## start Data provided

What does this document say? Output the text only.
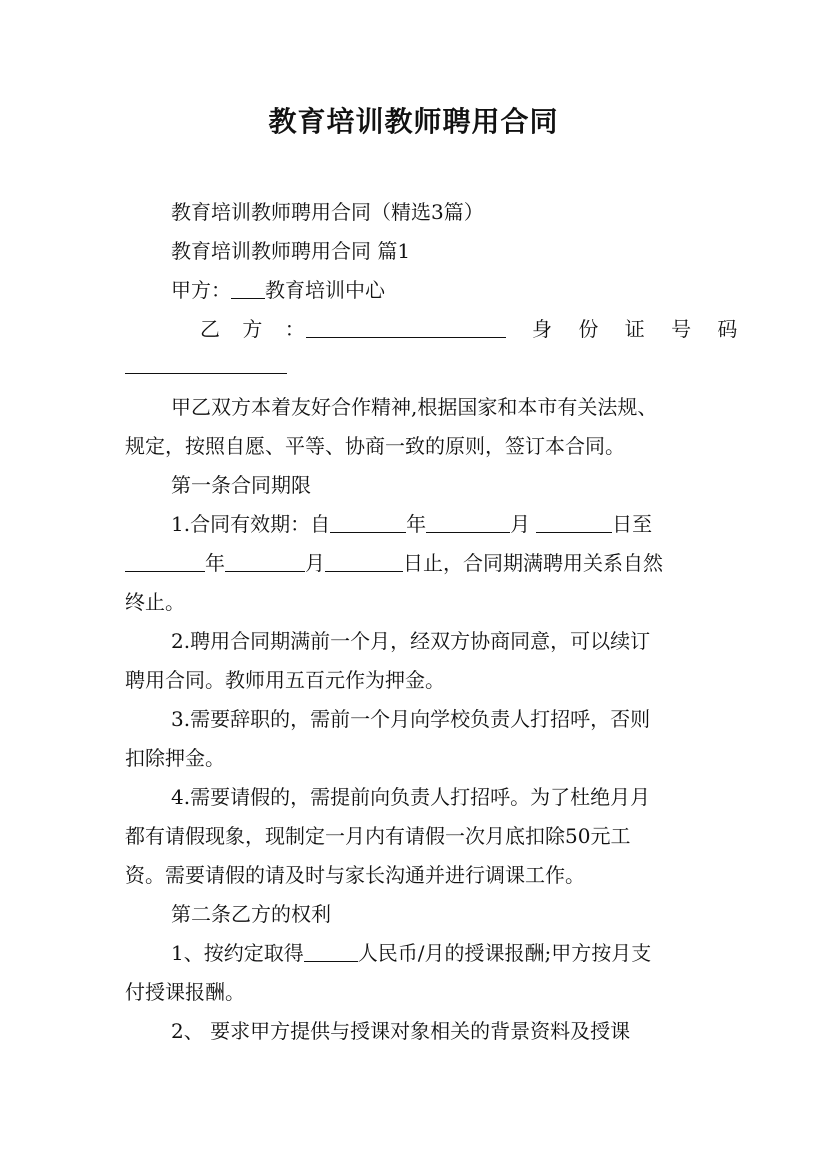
教育培训教师聘用合同
教育培训教师聘用合同（精选3篇）
教育培训教师聘用合同 篇1
甲方： 教育培训中心
乙 方 ：	身 份 证 号 码
甲乙双方本着友好合作精神,根据国家和本市有关法规、
规定，按照自愿、平等、协商一致的原则，签订本合同。
第一条合同期限
1.合同有效期：自	年	月	日至
年	月	日止，合同期满聘用关系自然
终止。
2.聘用合同期满前一个月，经双方协商同意，可以续订
聘用合同。教师用五百元作为押金。
3.需要辞职的，需前一个月向学校负责人打招呼，否则
扣除押金。
4.需要请假的，需提前向负责人打招呼。为了杜绝月月
都有请假现象，现制定一月内有请假一次月底扣除50元工
资。需要请假的请及时与家长沟通并进行调课工作。
第二条乙方的权利
1、按约定取得	人民币/月的授课报酬;甲方按月支
付授课报酬。
2、 要求甲方提供与授课对象相关的背景资料及授课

## end Data provided

### Task to carry out
Except for the pictures, copy the material above exactly.

### The solution
What does this document say? Output the text only.
教育培训教师聘用合同
教育培训教师聘用合同（精选3篇）
教育培训教师聘用合同 篇1
甲方： 教育培训中心
乙 方 ：	身 份 证 号 码
甲乙双方本着友好合作精神,根据国家和本市有关法规、
规定，按照自愿、平等、协商一致的原则，签订本合同。
第一条合同期限
1.合同有效期：自	年	月	日至
年	月	日止，合同期满聘用关系自然
终止。
2.聘用合同期满前一个月，经双方协商同意，可以续订
聘用合同。教师用五百元作为押金。
3.需要辞职的，需前一个月向学校负责人打招呼，否则
扣除押金。
4.需要请假的，需提前向负责人打招呼。为了杜绝月月
都有请假现象，现制定一月内有请假一次月底扣除50元工
资。需要请假的请及时与家长沟通并进行调课工作。
第二条乙方的权利
1、按约定取得	人民币/月的授课报酬;甲方按月支
付授课报酬。
2、 要求甲方提供与授课对象相关的背景资料及授课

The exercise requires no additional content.